## What you are asked to do:
Scan the records for the string "name"; copy each line where it occurs.

----- Input -----

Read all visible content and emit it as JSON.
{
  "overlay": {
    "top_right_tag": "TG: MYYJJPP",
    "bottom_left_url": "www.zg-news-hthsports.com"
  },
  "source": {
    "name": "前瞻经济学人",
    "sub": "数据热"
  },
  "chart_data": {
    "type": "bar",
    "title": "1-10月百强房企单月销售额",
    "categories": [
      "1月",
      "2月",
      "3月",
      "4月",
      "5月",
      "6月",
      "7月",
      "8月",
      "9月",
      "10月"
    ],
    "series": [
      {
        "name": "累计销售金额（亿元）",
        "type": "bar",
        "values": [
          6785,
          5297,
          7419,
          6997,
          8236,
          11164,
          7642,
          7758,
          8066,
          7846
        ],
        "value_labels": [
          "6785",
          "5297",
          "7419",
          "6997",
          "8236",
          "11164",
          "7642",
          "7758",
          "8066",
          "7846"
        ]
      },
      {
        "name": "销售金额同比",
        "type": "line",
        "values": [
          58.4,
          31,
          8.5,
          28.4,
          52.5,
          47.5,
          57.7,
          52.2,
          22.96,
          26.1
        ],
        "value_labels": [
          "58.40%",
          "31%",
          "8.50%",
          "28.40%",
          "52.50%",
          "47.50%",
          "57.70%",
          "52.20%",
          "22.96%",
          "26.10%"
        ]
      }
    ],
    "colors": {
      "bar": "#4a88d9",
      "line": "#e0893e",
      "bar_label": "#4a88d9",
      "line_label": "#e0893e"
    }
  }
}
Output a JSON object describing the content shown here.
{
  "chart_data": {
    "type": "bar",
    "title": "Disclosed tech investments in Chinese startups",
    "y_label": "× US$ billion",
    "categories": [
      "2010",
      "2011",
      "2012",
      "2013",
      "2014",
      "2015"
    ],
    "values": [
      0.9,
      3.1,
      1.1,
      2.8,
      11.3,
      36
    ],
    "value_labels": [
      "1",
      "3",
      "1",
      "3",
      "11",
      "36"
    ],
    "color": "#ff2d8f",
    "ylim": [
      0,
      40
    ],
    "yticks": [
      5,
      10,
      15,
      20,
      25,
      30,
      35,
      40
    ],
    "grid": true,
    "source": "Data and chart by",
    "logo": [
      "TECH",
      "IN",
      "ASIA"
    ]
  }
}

-----

## Reply:
    "name": "前瞻经济学人",
        "name": "累计销售金额（亿元）",
        "name": "销售金额同比",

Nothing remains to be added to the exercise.